● **LIST OF TASKS**
1 - In the study summary, what was the MLOps simulation implemented for, and how much did MLOps change the median R²? Answer in one to three sentences.
2 - Write the next part of the study summary, continuing after its last line.

● **DOCUMENT EXCERPT**
* * *
Purpose of the Study:

  • To develop and evaluate an AI-driven system for forecasting PED overcrowding.
  • To optimize physician shift schedules using machine learning operations (MLOps).
  • To enhance the accuracy of overcrowding predictions and improve workforce distribution.

Main Methods:

  • Analysis of 352,843 PED admissions from January 2018 to May 2023.
  • Development and comparison of twenty time-series forecasting models, including deep learning architectures.
  • Implementation of an MLOps simulation for automated data updates and model retraining.
  • Optimization of physician shifts using integer linear programming based on forecasted patient volumes.

Main Results:

  • Advanced deep learning models achieved R² scores up to 75%, with MLOps improving median R² from 44% to 60%.
* * *
● **ENTRIES SHOWN**
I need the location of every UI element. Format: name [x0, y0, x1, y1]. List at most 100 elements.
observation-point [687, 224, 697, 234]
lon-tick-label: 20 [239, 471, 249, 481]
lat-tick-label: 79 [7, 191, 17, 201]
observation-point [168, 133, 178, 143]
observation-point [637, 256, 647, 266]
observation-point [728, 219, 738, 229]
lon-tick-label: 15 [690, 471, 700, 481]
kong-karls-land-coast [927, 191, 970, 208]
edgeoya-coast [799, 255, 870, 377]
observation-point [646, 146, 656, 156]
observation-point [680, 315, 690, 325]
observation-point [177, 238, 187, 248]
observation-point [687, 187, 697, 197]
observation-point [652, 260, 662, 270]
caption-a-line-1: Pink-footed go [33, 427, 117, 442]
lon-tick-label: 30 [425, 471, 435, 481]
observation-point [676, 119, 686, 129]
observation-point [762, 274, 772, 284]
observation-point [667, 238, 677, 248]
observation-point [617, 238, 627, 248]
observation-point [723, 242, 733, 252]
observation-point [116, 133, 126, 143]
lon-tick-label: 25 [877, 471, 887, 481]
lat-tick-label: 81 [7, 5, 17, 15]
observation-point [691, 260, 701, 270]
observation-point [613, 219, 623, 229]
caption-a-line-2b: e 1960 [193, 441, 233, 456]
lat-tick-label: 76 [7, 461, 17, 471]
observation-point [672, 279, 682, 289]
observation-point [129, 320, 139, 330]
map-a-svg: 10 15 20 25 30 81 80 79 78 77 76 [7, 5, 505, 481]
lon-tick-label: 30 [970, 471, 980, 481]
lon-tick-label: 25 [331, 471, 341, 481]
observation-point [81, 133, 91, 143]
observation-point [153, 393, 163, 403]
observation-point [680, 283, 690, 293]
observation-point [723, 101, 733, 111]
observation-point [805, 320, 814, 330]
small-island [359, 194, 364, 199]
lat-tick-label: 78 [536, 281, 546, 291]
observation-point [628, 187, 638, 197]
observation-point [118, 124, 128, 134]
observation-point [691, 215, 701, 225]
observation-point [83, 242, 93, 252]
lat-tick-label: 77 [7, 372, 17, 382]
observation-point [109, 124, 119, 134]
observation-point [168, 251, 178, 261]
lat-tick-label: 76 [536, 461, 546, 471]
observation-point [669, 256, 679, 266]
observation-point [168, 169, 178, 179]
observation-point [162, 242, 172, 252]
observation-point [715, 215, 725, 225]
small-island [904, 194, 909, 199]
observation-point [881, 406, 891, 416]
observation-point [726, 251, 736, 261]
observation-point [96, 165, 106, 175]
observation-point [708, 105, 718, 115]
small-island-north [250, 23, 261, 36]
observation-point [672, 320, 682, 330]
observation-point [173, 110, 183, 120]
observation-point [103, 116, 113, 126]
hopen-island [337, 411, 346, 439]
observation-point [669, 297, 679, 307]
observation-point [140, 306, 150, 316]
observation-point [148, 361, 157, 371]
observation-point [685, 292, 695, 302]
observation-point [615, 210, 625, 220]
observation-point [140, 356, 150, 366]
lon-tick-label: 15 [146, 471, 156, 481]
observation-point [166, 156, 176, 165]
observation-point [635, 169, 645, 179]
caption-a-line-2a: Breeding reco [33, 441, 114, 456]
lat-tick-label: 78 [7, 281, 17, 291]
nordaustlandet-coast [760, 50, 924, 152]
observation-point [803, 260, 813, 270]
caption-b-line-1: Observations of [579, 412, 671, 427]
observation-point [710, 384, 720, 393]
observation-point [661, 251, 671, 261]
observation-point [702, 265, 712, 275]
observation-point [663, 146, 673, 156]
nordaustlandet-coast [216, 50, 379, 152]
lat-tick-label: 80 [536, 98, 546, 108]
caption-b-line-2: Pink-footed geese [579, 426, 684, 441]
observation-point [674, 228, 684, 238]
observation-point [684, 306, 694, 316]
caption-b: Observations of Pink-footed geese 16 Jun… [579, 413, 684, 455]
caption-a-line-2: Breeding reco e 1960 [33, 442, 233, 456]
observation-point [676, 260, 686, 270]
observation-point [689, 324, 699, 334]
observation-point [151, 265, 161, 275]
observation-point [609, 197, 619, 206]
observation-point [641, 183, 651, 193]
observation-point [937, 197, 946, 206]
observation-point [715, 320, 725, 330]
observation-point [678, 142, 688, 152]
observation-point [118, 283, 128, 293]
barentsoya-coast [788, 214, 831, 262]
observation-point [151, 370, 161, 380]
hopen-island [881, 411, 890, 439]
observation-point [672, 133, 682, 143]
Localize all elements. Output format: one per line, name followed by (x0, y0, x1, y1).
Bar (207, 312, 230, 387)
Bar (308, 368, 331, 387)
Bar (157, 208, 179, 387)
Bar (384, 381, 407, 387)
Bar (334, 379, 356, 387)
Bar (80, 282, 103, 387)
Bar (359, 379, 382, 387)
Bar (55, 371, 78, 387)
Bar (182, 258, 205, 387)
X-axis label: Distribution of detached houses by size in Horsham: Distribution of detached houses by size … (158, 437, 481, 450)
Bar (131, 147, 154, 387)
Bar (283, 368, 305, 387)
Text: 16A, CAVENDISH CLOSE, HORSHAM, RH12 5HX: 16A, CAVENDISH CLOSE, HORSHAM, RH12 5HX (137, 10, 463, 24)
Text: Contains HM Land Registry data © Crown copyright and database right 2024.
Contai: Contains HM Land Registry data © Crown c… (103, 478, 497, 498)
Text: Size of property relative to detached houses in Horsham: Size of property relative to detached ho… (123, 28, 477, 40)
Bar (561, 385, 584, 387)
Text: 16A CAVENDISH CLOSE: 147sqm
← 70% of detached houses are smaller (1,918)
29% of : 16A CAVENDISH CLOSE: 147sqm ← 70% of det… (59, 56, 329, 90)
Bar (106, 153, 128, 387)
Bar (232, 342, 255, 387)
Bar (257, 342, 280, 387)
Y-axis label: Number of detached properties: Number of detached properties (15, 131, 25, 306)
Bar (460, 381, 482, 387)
* * *
● **ANSWERS BY TASK**
1 - The MLOps simulation was implemented for automated data updates and model retraining. MLOps improved the median R² from 44% to 60%.

2 -
  • Shift optimization adjusted staffing in 69 out of 84 shifts, increasing physician allocation during peak hours.
  • The AI system reduced the patient-to-physician ratio by an average of 4.32-4.40 patients during specific shifts.

Conclusions:

  • The AI and MLOps integrated system effectively forecasts PED overcrowding and optimizes physician shifts, outperforming traditional methods.
  • The system demonstrated resilience to data drift and improved workforce distribution without increasing staff numbers.
  • Future research should focus on multicenter validation and real-world implementation for broader impact.